● **Using the information**
1. Decide whether each statement (a), (b) and (c) agrees with the forum thread below, answering yes or no and quoting the words from the thread that settle it. (a) RudestLittleMadam now works fewer than 20 hours a week. (b) Merryoldgoat's younger boy can already follow simple instructions. (c) The girl on the street who keeps asking names is 10 years old.
2. Quote the forum thread below word for word, starting at "No of course" and ending at "they can’t work.".

*** Opening of Exercise text ***

My DS is a 2, he'll struggle against autism 3 but be completely independent compared with the DC with Autism 1 severe issues in every area of the flag list.
An example of a 10 year old girl on my street, she asks me every time "what is your name? How old are you? Are you happy? She'll scoot by 1 minute later and totally forget she met me starting the same process again and again, she'd go with anyone, she is in nappies and has to be fully supervised ❤

gamerchick · 13/10/2021 08:00

@Merryoldgoat

I’d like ds to not use his diagnosis as an excuse of not being able to work when he’s an adult, so I won’t use it either but obviously each family is different and you have to do what’s best for your family

What job do you think a non-toilet trained adult with no speech and the inability to follow basic instructions can do?

Is that your view of autism as a whole or just your experience? I also won't allow my kid who is toilet trained and can follow instructions use his autism as an excuse.
RudestLittleMadam · 13/10/2021 08:06

I work now but didn’t for many years and claimed carers allowance. The main reasons being: exhaustion (my child has a sleep disorder which has improved with time but when they were younger would be awake for hours at night and need constant supervision. Also more crucially, no suitable childcare available. I think that’s a problem for many parents in this situation.

I now work part time (under 20 hours a week) and the only reason this is possible is because my current partner (child’s stepparent) works from home and can help me juggle childcare when needed. Before I was a single parent with no support and before that with someone who refused to do anything childcare related.

I hope you find a way to make things work for your family.

Merryoldgoat · 13/10/2021 08:06

@gamerchick

No of course not. There will be plenty of autistic people more than capable of a variety of jobs. There will also be plenty for whom their autism is a reason they can’t work.

My oldest boy would very likely be able to live alone, work, support himself and need no input.

My younger boy can’t follow any instructions yet, can’t speak, is completely unable to be toilet trained yet. I have no idea how he’ll develop but he’s unlikely to be able to work.

*** Close of Exercise text ***
*** Opening of Study material ***

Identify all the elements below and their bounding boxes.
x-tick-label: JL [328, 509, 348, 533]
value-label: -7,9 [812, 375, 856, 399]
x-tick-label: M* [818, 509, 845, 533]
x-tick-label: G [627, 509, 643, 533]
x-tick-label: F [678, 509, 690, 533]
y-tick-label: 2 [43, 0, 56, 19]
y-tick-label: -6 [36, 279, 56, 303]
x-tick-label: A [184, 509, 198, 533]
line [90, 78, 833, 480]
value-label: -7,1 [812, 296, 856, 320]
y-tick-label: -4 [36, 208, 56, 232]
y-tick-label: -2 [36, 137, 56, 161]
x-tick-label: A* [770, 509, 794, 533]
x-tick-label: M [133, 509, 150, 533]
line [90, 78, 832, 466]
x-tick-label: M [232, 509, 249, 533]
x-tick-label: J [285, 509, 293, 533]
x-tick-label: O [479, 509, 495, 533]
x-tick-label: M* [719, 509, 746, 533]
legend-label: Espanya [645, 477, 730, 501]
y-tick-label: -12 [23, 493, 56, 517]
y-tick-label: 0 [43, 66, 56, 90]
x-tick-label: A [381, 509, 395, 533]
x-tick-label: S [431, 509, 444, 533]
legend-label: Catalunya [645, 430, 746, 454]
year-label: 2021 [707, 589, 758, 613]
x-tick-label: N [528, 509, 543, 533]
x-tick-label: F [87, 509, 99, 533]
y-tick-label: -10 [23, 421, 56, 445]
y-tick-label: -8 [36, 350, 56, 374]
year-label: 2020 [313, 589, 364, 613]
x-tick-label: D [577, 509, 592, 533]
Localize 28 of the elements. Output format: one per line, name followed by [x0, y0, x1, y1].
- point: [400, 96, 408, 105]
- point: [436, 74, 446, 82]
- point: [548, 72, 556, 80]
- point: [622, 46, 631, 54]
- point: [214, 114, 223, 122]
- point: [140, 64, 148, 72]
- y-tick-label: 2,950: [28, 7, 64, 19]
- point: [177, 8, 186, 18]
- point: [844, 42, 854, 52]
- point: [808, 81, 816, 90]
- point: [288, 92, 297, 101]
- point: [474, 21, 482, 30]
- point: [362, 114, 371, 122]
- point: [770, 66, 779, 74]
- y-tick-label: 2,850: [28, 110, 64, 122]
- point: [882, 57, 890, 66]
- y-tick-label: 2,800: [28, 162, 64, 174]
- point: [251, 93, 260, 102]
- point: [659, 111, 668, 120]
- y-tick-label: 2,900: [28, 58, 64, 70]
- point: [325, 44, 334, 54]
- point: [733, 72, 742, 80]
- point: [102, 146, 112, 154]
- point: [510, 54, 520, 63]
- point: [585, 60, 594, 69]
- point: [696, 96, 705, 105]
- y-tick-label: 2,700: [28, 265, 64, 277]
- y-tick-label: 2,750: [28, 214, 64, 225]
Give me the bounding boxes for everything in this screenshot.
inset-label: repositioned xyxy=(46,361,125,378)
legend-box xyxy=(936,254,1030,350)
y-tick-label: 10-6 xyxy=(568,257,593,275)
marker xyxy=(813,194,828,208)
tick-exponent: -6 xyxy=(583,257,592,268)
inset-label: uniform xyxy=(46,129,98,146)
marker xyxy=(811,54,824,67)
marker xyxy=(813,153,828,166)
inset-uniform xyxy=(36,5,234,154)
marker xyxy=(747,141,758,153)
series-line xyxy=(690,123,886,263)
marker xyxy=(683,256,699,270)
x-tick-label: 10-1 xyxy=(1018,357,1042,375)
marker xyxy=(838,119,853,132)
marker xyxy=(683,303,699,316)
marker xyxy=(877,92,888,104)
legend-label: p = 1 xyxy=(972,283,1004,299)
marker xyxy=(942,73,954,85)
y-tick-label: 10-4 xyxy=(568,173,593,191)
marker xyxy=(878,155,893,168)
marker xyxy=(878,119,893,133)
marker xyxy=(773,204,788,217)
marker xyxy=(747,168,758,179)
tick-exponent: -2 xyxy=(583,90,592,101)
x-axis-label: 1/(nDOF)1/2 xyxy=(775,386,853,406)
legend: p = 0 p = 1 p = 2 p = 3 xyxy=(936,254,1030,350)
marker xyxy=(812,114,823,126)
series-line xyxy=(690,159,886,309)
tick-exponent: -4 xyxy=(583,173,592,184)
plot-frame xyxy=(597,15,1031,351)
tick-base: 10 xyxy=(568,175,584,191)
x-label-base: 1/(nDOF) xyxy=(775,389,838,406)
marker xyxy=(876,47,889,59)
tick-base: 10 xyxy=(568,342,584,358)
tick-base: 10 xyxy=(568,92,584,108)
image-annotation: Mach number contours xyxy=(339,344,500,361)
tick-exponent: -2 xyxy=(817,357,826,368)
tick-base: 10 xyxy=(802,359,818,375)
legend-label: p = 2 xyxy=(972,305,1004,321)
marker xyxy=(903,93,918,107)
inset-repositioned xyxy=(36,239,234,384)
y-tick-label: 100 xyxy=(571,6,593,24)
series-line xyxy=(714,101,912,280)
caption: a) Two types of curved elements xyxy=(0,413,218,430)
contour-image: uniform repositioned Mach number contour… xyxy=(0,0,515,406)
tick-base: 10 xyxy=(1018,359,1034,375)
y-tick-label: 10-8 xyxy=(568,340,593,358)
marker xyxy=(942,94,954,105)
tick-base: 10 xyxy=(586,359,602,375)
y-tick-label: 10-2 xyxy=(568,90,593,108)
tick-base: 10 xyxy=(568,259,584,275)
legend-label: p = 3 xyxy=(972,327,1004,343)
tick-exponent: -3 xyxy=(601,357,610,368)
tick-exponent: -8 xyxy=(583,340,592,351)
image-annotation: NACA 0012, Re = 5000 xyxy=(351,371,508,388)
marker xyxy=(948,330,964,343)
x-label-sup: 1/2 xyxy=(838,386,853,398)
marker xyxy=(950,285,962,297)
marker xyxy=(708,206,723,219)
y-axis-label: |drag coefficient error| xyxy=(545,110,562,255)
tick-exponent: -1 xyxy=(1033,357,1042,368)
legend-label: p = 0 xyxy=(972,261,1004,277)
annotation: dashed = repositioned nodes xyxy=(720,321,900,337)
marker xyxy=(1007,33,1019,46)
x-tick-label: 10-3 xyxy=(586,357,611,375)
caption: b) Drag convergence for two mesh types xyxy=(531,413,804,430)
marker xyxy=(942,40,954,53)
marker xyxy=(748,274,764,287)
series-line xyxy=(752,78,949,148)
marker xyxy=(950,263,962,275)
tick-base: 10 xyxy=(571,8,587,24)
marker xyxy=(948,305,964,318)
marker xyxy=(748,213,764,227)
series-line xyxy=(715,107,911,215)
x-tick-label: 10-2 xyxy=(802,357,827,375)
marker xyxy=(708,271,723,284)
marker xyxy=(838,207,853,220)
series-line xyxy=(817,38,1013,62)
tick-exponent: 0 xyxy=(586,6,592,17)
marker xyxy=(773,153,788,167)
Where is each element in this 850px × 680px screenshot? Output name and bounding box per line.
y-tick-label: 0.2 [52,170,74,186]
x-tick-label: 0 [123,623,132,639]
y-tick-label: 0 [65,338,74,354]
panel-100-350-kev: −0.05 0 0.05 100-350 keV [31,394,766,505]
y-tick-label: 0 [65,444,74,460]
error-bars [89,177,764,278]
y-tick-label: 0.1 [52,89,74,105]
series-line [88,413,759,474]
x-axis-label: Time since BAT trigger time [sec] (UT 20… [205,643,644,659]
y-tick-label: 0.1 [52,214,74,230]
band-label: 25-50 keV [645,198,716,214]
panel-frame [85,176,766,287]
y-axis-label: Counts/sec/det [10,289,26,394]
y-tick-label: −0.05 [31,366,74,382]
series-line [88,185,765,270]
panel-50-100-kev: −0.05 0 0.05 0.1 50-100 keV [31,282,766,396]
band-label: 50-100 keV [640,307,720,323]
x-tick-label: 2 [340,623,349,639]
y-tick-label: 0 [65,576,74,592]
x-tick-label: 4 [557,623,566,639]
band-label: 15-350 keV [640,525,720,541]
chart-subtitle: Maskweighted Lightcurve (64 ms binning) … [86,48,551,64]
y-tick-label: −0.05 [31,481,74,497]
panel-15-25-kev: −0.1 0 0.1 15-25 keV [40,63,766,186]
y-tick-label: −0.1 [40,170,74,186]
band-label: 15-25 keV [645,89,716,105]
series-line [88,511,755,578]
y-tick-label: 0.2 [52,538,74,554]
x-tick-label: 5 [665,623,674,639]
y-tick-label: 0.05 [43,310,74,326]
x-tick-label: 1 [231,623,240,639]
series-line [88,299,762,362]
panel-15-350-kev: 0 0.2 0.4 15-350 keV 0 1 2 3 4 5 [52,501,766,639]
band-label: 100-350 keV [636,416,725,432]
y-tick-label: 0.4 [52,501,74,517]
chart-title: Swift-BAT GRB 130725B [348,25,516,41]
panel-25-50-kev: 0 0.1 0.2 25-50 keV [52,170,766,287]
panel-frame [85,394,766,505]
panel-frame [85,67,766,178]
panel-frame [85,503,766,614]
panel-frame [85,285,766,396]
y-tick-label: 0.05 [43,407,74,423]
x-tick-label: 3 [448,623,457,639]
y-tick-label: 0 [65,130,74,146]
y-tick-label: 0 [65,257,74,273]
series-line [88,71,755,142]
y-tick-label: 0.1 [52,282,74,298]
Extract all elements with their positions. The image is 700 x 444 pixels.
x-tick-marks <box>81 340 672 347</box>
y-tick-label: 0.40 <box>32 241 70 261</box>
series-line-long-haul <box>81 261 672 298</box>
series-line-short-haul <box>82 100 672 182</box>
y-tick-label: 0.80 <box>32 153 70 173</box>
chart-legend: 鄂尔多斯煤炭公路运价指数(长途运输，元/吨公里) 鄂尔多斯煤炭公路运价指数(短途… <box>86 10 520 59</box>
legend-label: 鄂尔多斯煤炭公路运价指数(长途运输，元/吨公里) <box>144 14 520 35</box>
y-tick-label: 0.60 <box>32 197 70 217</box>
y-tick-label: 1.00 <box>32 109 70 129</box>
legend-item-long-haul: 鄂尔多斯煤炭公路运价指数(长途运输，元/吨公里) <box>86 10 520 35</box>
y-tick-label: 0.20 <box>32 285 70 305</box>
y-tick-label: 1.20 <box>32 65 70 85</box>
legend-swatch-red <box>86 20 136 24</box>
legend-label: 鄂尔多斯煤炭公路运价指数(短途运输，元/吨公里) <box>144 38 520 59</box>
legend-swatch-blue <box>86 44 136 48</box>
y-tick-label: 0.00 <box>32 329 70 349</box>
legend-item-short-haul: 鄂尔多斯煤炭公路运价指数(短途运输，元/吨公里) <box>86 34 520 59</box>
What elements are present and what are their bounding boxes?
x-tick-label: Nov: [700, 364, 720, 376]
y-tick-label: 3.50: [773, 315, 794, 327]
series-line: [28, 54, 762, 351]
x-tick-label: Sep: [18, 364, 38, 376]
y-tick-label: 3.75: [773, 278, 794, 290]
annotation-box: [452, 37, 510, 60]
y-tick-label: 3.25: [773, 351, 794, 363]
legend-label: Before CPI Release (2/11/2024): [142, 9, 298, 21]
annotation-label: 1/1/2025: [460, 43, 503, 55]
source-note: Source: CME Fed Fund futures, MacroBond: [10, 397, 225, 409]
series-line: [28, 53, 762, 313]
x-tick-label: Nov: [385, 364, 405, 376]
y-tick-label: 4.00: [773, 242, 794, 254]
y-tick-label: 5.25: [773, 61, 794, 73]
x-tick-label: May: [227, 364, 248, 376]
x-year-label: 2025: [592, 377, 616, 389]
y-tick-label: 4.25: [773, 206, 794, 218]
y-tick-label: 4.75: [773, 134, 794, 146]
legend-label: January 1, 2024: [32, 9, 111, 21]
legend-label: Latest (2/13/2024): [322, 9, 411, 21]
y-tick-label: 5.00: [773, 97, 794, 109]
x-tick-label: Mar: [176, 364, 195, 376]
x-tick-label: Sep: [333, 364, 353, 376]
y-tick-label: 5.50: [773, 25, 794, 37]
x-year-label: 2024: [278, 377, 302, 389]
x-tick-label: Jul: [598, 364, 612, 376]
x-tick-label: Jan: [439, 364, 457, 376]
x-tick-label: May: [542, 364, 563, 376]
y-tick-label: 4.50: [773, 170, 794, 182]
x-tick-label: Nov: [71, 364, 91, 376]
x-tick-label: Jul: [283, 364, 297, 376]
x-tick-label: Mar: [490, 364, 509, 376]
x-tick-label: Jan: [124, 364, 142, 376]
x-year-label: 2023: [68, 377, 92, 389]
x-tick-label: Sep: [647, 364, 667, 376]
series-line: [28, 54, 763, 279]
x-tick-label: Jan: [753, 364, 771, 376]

*** Close of Study material ***

● **Completed exercise**
1.
(a) Yes: "I now work part time (under 20 hours a week)"
(b) No: "My younger boy can’t follow any instructions yet"
(c) Yes: "An example of a 10 year old girl on my street"

2.
No of course not. There will be plenty of autistic people more than capable of a variety of jobs. There will also be plenty for whom their autism is a reason they can’t work.